• **Stored records**:
::::::::

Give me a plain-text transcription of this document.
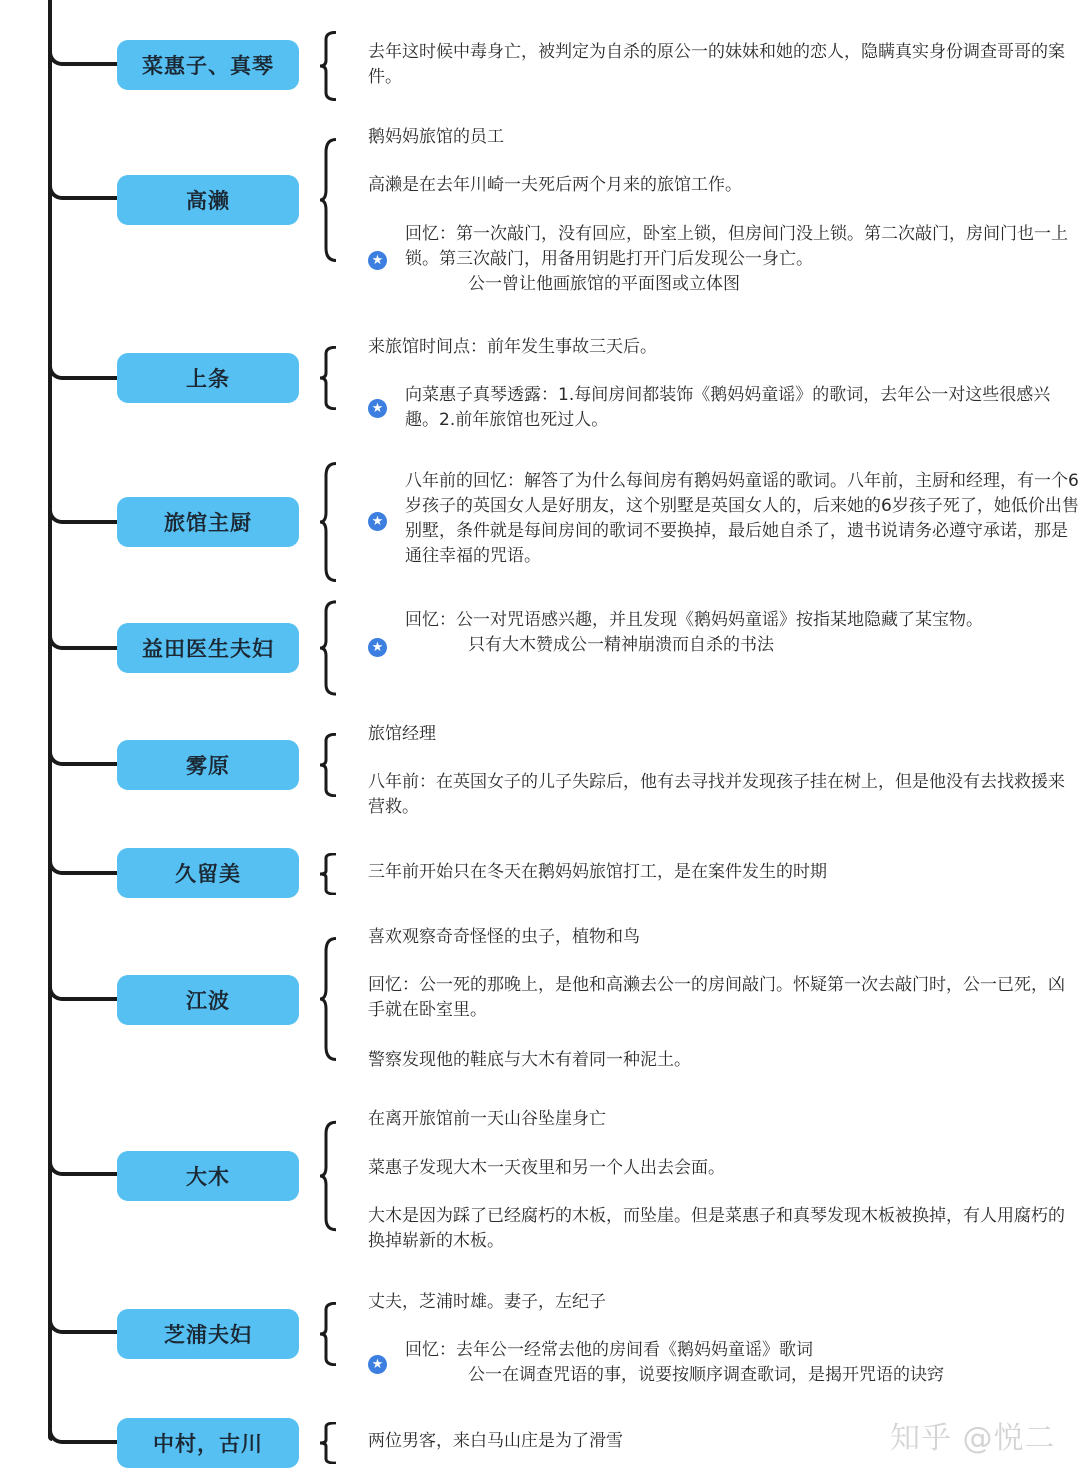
菜惠子、真琴
去年这时候中毒身亡，被判定为自杀的原公一的妹妹和她的恋人，隐瞒真实身份调查哥哥的案件。
高濑
鹅妈妈旅馆的员工
高濑是在去年川崎一夫死后两个月来的旅馆工作。
★
回忆：第一次敲门，没有回应，卧室上锁，但房间门没上锁。第二次敲门，房间门也一上锁。第三次敲门，用备用钥匙打开门后发现公一身亡。
公一曾让他画旅馆的平面图或立体图
上条
来旅馆时间点：前年发生事故三天后。
★
向菜惠子真琴透露：1.每间房间都装饰《鹅妈妈童谣》的歌词，去年公一对这些很感兴趣。2.前年旅馆也死过人。
旅馆主厨	★
八年前的回忆：解答了为什么每间房有鹅妈妈童谣的歌词。八年前，主厨和经理，有一个6岁孩子的英国女人是好朋友，这个别墅是英国女人的，后来她的6岁孩子死了，她低价出售别墅，条件就是每间房间的歌词不要换掉，最后她自杀了，遗书说请务必遵守承诺，那是通往幸福的咒语。
益田医生夫妇	★
回忆：公一对咒语感兴趣，并且发现《鹅妈妈童谣》按指某地隐藏了某宝物。
只有大木赞成公一精神崩溃而自杀的书法
雾原
旅馆经理
八年前：在英国女子的儿子失踪后，他有去寻找并发现孩子挂在树上，但是他没有去找救援来营救。
久留美	三年前开始只在冬天在鹅妈妈旅馆打工，是在案件发生的时期
江波
喜欢观察奇奇怪怪的虫子，植物和鸟
回忆：公一死的那晚上，是他和高濑去公一的房间敲门。怀疑第一次去敲门时，公一已死，凶手就在卧室里。
警察发现他的鞋底与大木有着同一种泥土。
大木
在离开旅馆前一天山谷坠崖身亡
菜惠子发现大木一天夜里和另一个人出去会面。
大木是因为踩了已经腐朽的木板，而坠崖。但是菜惠子和真琴发现木板被换掉，有人用腐朽的换掉崭新的木板。
芝浦夫妇
丈夫，芝浦时雄。妻子，左纪子
★
回忆：去年公一经常去他的房间看《鹅妈妈童谣》歌词
公一在调查咒语的事，说要按顺序调查歌词，是揭开咒语的诀窍
中村，古川	两位男客，来白马山庄是为了滑雪	知乎 @悦二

::::::::

Print the listing above in full, exactly as written. Omit any pictures.

Give me a plain-text transcription of this document.
菜惠子、真琴
去年这时候中毒身亡，被判定为自杀的原公一的妹妹和她的恋人，隐瞒真实身份调查哥哥的案件。
高濑
鹅妈妈旅馆的员工
高濑是在去年川崎一夫死后两个月来的旅馆工作。
★
回忆：第一次敲门，没有回应，卧室上锁，但房间门没上锁。第二次敲门，房间门也一上锁。第三次敲门，用备用钥匙打开门后发现公一身亡。
公一曾让他画旅馆的平面图或立体图
上条
来旅馆时间点：前年发生事故三天后。
★
向菜惠子真琴透露：1.每间房间都装饰《鹅妈妈童谣》的歌词，去年公一对这些很感兴趣。2.前年旅馆也死过人。
旅馆主厨	★
八年前的回忆：解答了为什么每间房有鹅妈妈童谣的歌词。八年前，主厨和经理，有一个6岁孩子的英国女人是好朋友，这个别墅是英国女人的，后来她的6岁孩子死了，她低价出售别墅，条件就是每间房间的歌词不要换掉，最后她自杀了，遗书说请务必遵守承诺，那是通往幸福的咒语。
益田医生夫妇	★
回忆：公一对咒语感兴趣，并且发现《鹅妈妈童谣》按指某地隐藏了某宝物。
只有大木赞成公一精神崩溃而自杀的书法
雾原
旅馆经理
八年前：在英国女子的儿子失踪后，他有去寻找并发现孩子挂在树上，但是他没有去找救援来营救。
久留美	三年前开始只在冬天在鹅妈妈旅馆打工，是在案件发生的时期
江波
喜欢观察奇奇怪怪的虫子，植物和鸟
回忆：公一死的那晚上，是他和高濑去公一的房间敲门。怀疑第一次去敲门时，公一已死，凶手就在卧室里。
警察发现他的鞋底与大木有着同一种泥土。
大木
在离开旅馆前一天山谷坠崖身亡
菜惠子发现大木一天夜里和另一个人出去会面。
大木是因为踩了已经腐朽的木板，而坠崖。但是菜惠子和真琴发现木板被换掉，有人用腐朽的换掉崭新的木板。
芝浦夫妇
丈夫，芝浦时雄。妻子，左纪子
★
回忆：去年公一经常去他的房间看《鹅妈妈童谣》歌词
公一在调查咒语的事，说要按顺序调查歌词，是揭开咒语的诀窍
中村，古川	两位男客，来白马山庄是为了滑雪	知乎 @悦二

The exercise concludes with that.